Which lines in the records below contain the word "obsługiwać"? Copy each one out.

Input rows
------

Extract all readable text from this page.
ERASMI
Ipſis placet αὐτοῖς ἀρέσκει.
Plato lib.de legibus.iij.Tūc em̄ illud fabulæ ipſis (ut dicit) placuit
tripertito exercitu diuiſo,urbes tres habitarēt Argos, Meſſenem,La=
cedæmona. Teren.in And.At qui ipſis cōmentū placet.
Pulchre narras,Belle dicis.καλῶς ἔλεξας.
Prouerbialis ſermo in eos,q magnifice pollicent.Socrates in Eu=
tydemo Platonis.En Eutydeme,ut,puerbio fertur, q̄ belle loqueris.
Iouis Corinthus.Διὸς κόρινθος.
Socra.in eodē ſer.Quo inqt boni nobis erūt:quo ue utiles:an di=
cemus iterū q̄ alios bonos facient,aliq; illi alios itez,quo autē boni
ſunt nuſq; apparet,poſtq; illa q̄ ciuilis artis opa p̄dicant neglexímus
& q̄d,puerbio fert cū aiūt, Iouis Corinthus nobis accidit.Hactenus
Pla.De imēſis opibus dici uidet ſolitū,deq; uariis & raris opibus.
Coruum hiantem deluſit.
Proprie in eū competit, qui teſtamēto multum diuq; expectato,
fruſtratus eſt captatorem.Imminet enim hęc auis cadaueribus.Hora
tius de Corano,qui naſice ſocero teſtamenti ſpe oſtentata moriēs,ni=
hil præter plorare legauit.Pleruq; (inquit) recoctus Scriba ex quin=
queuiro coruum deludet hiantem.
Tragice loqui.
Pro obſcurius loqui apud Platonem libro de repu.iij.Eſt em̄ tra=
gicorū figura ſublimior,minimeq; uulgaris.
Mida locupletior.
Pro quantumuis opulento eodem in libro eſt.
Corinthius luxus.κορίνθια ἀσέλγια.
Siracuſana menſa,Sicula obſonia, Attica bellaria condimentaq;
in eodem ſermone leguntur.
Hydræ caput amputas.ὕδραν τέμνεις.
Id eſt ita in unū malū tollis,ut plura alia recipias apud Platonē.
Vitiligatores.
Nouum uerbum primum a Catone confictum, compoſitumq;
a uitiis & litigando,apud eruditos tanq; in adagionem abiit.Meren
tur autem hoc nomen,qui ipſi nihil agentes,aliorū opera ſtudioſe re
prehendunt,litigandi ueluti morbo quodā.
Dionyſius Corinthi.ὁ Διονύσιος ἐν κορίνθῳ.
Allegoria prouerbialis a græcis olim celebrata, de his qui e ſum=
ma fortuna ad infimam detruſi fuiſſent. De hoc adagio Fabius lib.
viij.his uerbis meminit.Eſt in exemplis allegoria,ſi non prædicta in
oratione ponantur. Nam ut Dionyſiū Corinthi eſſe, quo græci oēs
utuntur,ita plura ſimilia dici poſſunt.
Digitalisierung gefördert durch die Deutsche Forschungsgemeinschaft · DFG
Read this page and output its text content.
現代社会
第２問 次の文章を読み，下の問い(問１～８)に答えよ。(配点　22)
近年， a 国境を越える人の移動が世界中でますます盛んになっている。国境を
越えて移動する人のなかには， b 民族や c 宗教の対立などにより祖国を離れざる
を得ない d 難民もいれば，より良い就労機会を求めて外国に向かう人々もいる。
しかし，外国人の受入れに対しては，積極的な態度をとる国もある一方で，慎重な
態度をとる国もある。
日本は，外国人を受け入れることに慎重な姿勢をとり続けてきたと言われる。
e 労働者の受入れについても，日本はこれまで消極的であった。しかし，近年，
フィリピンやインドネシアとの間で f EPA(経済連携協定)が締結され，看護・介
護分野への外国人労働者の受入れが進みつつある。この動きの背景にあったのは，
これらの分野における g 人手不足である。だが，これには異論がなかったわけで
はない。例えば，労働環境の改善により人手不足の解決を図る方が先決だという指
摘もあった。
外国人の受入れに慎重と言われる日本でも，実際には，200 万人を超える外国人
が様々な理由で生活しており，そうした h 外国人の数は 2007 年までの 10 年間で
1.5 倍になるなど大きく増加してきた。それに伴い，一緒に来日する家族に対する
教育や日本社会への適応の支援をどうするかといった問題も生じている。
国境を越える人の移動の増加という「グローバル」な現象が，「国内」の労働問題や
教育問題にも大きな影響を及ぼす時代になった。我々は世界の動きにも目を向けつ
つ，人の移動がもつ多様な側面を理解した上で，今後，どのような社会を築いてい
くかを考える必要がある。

------

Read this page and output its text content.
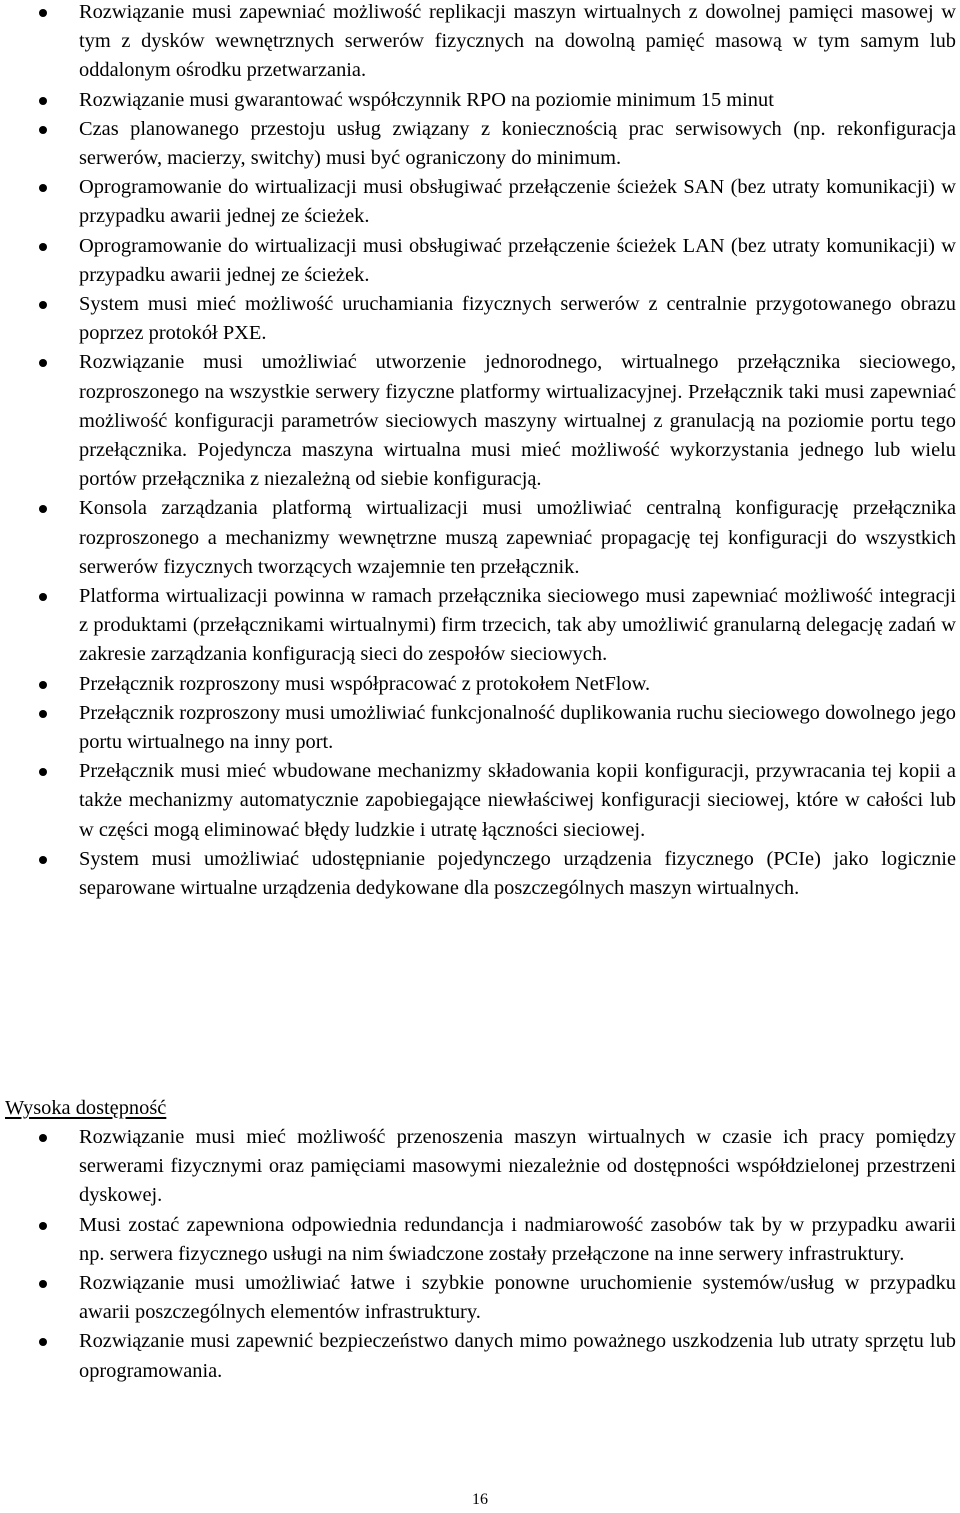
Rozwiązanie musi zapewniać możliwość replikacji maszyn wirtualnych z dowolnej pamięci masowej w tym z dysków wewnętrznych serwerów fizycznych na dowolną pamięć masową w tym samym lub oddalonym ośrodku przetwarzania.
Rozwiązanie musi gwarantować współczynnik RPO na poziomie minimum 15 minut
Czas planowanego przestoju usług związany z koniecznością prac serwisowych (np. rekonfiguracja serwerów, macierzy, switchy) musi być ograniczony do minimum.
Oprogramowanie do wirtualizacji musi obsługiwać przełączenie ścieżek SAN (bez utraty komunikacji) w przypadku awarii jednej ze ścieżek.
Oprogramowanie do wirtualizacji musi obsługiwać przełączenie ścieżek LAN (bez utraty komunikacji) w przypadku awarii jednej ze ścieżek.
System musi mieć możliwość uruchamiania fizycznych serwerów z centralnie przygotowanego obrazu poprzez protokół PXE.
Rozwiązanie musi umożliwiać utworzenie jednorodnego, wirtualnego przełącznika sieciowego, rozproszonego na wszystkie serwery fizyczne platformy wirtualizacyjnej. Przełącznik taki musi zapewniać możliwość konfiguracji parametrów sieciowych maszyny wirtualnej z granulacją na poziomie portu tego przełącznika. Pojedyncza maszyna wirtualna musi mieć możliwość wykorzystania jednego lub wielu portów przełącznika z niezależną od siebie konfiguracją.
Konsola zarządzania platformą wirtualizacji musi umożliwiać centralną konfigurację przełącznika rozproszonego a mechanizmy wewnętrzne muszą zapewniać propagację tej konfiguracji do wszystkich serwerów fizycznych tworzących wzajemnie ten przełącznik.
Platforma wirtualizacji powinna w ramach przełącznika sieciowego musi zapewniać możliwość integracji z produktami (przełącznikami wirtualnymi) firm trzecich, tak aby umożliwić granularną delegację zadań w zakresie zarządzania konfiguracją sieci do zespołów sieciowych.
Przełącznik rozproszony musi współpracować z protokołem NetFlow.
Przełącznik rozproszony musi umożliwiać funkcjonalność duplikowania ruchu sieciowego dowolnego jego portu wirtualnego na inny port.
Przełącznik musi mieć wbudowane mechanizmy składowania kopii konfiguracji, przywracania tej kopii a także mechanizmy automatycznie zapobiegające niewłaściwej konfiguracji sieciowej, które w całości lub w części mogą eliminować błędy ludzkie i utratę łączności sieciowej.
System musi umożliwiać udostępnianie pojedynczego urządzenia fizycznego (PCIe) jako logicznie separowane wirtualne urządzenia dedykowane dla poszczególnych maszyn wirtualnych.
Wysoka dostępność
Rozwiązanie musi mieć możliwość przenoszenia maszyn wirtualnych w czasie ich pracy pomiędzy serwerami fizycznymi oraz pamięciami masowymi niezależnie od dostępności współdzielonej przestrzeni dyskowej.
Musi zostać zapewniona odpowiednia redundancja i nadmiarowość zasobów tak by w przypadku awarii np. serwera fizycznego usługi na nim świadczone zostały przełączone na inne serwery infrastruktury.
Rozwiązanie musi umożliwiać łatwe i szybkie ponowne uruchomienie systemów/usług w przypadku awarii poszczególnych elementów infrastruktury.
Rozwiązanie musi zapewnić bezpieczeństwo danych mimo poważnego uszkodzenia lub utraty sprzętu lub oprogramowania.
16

------

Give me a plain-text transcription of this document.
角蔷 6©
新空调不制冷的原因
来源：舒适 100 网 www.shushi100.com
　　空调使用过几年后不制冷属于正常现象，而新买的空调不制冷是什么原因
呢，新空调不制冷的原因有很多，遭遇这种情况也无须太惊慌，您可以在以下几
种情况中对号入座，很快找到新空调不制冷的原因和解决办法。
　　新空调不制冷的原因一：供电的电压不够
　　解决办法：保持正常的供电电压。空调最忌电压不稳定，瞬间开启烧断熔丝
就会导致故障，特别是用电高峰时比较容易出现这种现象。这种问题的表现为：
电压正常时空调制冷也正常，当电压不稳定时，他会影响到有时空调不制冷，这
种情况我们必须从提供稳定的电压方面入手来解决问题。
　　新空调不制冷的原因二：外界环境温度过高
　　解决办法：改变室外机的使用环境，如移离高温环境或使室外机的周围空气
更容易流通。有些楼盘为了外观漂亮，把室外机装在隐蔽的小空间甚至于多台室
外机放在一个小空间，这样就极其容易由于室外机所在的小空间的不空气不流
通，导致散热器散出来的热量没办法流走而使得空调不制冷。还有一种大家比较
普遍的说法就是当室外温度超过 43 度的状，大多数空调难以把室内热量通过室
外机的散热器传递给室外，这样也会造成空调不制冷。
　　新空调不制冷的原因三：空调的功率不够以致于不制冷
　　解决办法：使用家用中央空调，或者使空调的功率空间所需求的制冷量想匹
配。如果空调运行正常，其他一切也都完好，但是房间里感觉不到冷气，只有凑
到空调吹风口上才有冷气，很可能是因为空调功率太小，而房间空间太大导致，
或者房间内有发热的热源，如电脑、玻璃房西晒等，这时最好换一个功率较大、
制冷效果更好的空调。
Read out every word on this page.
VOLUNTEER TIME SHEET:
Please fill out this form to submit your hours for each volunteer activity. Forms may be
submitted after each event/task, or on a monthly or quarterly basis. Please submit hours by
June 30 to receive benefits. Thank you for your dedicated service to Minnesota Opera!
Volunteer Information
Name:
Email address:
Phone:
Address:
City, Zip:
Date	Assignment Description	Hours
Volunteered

------

Output below
Oprogramowanie do wirtualizacji musi obsługiwać przełączenie ścieżek SAN (bez utraty komunikacji) w przypadku awarii jednej ze ścieżek.
Oprogramowanie do wirtualizacji musi obsługiwać przełączenie ścieżek LAN (bez utraty komunikacji) w przypadku awarii jednej ze ścieżek.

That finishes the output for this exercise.